EXERCISE GOAL
Pick up the pivoterpy package description where it stops and write what comes next.

PAGE EXTRACT
Metadata-Version: 2.4
Name: pivoterpy
Version: 2.0.1
Classifier: Intended Audience :: Science/Research
Classifier: Intended Audience :: Developers
Classifier: Topic :: Scientific/Engineering :: Mathematics
Classifier: Programming Language :: Rust
Classifier: Programming Language :: Python :: 3
Requires-Dist: pytest>=7.0 ; extra == 'dev'
Requires-Dist: maturin>=1.0,<2.0 ; extra == 'dev'
Requires-Dist: networkx>=3.0 ; extra == 'dev'
Requires-Dist: numpy>=2.0 ; extra == 'dev'
Requires-Dist: mkdocs-material>=9.0 ; extra == 'dev'
Requires-Dist: patchelf>=0.17.2.4 ; extra == 'dev'
Provides-Extra: dev
License-File: LICENSE.txt
Summary: Parallelized Python (and Rust) implementation of the Pivoter clique counting algorithm.
Keywords: graph-theory,clique-counting,degeneracy,algorithms,euler-characteristic,curvatures,rust
Requires-Python: >=3.8
Description-Content-Type: text/markdown; charset=UTF-8; variant=GFM
Project-URL: source, https://github.com/7e6i/Pivoter

# pivoterpy
A one-stop-shop for all your clique counting needs. Python, Rust (and hopefully CUDA soon) implementations of the `Pivoter` clique counting algorithm.

LISTED RECORDS
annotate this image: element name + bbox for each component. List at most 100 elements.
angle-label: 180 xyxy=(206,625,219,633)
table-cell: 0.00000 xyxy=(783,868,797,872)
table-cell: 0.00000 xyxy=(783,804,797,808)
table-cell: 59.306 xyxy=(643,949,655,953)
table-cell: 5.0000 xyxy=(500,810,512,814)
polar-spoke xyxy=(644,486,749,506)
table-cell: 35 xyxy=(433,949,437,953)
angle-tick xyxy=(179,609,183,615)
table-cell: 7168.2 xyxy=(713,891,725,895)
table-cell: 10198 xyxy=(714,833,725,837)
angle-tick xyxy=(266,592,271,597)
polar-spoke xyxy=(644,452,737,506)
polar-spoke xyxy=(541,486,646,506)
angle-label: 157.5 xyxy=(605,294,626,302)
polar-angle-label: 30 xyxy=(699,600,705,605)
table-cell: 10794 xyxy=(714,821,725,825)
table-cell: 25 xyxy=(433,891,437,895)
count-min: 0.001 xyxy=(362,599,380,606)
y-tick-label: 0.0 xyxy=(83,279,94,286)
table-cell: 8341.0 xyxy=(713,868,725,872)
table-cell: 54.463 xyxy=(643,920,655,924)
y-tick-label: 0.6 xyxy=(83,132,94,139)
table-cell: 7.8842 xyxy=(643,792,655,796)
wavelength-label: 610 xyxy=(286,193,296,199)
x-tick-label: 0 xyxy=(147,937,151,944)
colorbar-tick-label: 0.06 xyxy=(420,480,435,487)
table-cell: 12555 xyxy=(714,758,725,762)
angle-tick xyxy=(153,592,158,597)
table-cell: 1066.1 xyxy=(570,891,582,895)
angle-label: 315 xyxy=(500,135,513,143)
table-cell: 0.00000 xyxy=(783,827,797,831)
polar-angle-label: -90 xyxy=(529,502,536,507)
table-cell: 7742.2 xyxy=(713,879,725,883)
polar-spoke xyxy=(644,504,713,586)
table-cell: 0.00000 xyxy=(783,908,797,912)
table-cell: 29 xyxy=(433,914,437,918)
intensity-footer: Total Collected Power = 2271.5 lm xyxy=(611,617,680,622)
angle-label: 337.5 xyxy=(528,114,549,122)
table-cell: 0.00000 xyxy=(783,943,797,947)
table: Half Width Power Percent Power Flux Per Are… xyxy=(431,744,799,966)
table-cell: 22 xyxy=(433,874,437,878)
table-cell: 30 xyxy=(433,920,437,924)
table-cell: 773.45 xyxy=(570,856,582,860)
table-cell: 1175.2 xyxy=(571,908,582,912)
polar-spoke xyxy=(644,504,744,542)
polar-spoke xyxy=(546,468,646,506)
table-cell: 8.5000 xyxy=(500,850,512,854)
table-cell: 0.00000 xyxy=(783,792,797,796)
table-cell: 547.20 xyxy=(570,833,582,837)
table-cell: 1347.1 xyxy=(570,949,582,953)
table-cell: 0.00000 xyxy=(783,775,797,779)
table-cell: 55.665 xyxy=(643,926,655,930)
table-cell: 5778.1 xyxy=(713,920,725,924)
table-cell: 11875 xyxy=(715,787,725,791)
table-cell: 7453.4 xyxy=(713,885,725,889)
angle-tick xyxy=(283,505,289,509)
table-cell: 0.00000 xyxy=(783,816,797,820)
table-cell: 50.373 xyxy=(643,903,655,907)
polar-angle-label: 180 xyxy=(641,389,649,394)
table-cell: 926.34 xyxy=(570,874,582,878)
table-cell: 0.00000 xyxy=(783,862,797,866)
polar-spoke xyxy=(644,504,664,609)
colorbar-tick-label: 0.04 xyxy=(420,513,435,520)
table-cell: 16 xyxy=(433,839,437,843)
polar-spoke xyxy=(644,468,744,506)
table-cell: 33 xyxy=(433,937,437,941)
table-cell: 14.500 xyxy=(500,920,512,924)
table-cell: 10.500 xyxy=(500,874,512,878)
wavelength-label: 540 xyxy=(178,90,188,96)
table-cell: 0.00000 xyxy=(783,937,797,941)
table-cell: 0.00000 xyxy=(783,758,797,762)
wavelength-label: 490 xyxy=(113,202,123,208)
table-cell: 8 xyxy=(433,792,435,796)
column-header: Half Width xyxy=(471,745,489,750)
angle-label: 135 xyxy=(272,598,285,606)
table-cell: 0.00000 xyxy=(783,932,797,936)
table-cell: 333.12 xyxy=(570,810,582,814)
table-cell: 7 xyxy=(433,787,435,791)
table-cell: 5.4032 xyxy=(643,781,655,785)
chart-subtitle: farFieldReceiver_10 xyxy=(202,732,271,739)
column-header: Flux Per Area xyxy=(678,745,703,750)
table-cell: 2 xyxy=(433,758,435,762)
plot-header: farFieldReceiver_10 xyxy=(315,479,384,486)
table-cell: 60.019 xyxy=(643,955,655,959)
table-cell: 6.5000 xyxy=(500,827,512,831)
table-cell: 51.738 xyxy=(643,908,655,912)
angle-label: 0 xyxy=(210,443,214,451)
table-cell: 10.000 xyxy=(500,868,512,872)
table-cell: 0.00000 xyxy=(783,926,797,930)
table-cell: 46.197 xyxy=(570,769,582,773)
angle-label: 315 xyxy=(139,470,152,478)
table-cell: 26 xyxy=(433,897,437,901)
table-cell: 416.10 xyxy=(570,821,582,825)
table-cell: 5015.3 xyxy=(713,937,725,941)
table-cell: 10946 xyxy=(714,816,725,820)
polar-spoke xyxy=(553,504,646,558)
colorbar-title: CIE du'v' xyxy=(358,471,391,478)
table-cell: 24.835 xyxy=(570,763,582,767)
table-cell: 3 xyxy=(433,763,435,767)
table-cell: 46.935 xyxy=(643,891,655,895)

REPLY TO THE EXERCISE
> *"I fear not the man who has implemented 1000 clique algorithms, I fear the man who has implemented 1 clique algorithm a thousand times" - Sun Tzu, The Art of War*

Let $G=(V,E)$ be a graph with $|V|=n$ nodes and $|E|=m$ edges. Let $C_k$ be the number of global cliques of size $k$. Let $C_k(v)$ and $C_k(e)$ be the number of vertex and edge cliques of size $k$ for vertex $v$ and edge $e$, respectively. Let $\mathcal{K}$ be the size of the largest clique in the graph.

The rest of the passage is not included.